**Do this:** Go through the records and extract every line with the word "time".

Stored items
++++++++++

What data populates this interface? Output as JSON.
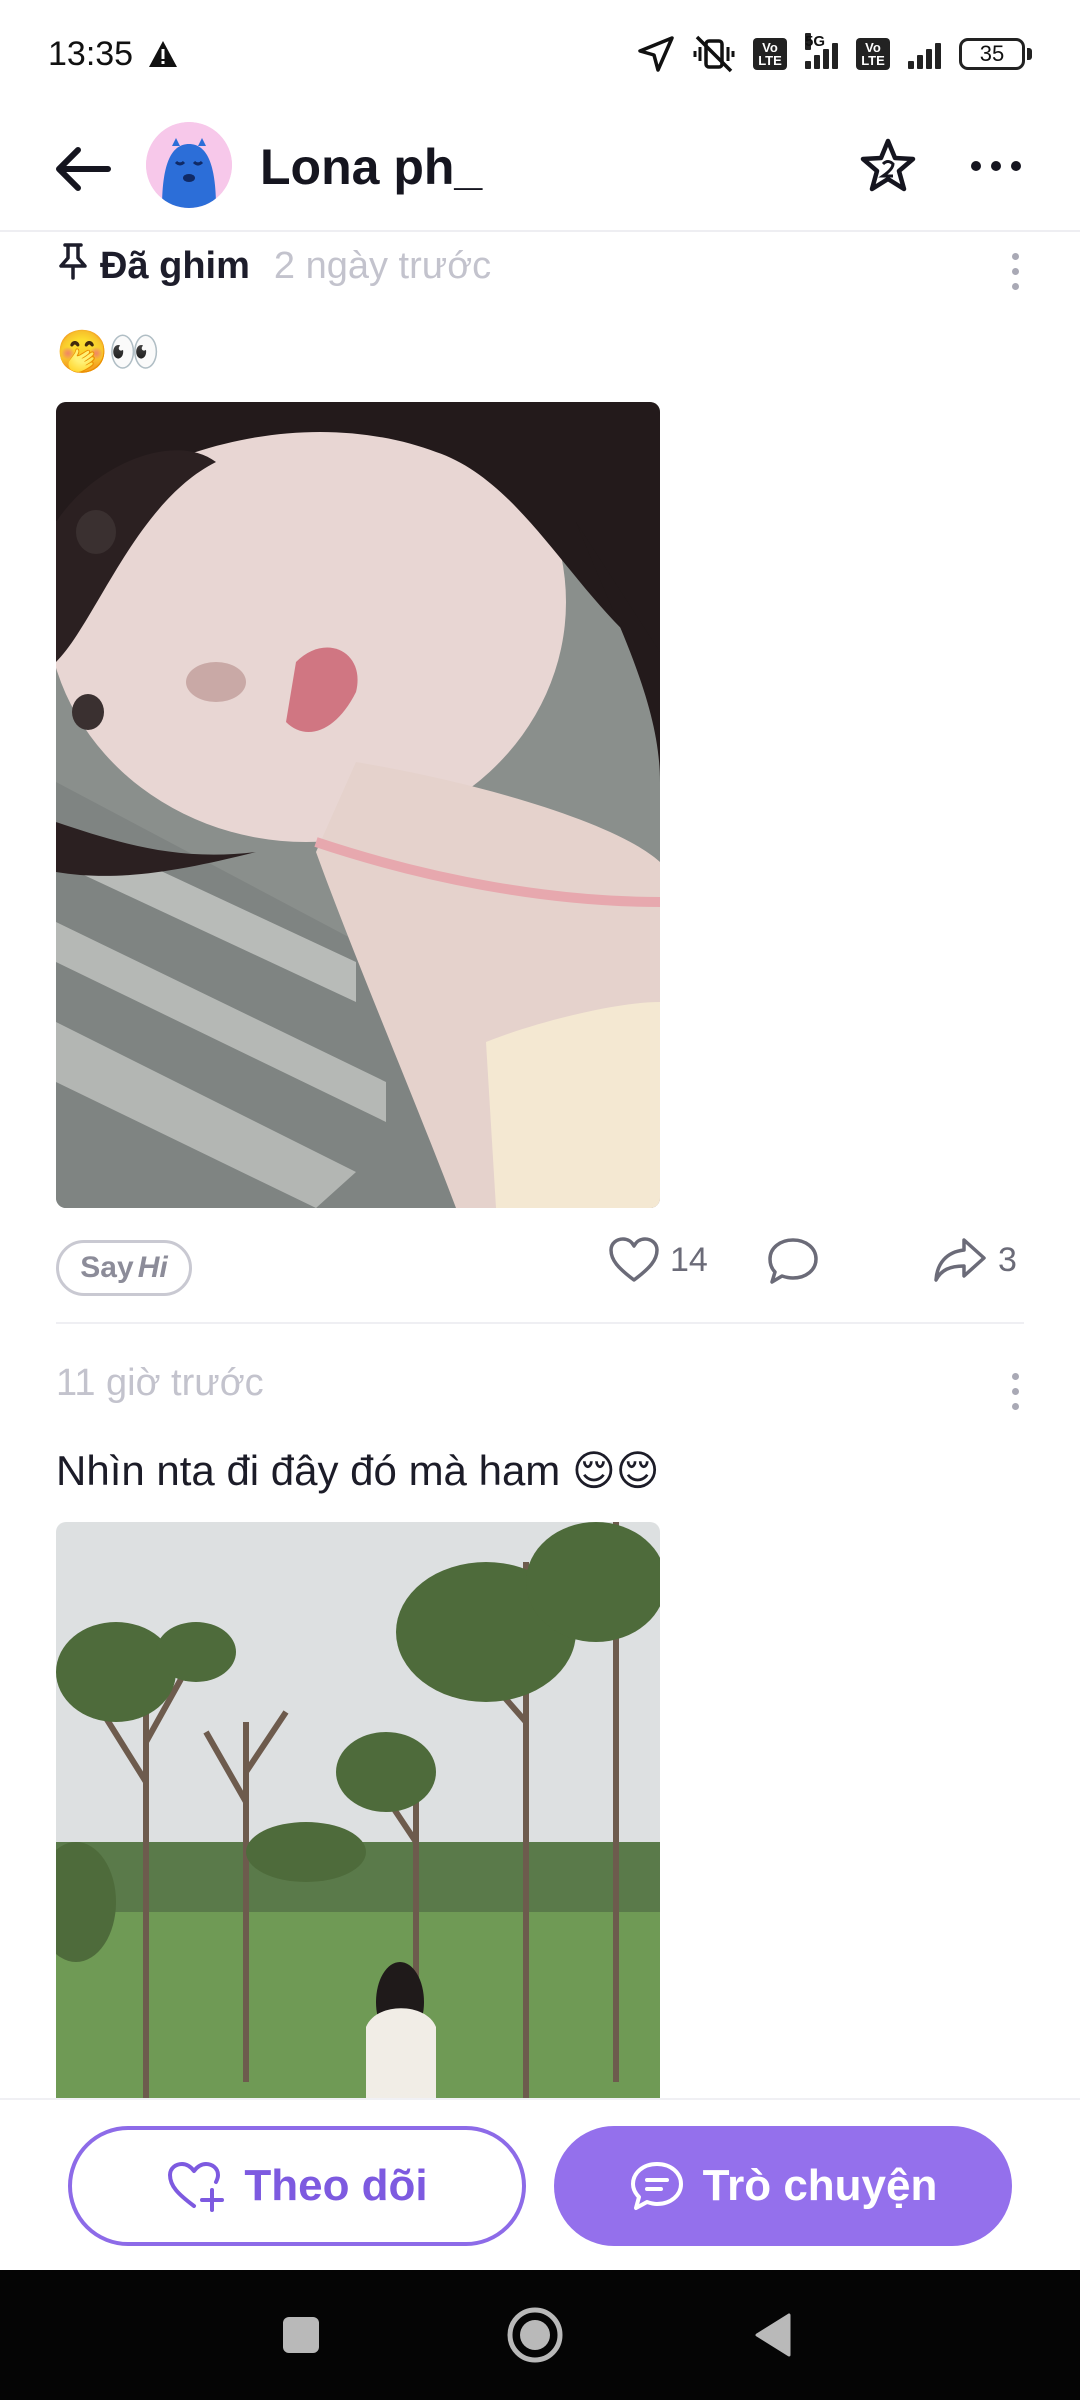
{
  "status_bar": {
    "time": "13:35",
    "network_1": "5G",
    "lte_label": "Vo LTE",
    "battery": "35"
  },
  "header": {
    "profile_name": "Lona ph_"
  },
  "posts": [
    {
      "pinned_label": "Đã ghim",
      "time": "2 ngày trước",
      "text": "🤭👀",
      "say_hi_say": "Say",
      "say_hi_hi": "Hi",
      "likes": "14",
      "shares": "3"
    },
    {
      "time": "11 giờ trước",
      "text": "Nhìn nta đi đây đó mà ham 😌😌"
    }
  ],
  "bottom": {
    "follow_label": "Theo dõi",
    "chat_label": "Trò chuyện"
  },
  "colors": {
    "accent": "#9470ec",
    "accent_text": "#7d5ae0"
  }
}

++++++++++

**The solution:**
    "time": "13:35",
      "time": "2 ngày trước",
      "time": "11 giờ trước",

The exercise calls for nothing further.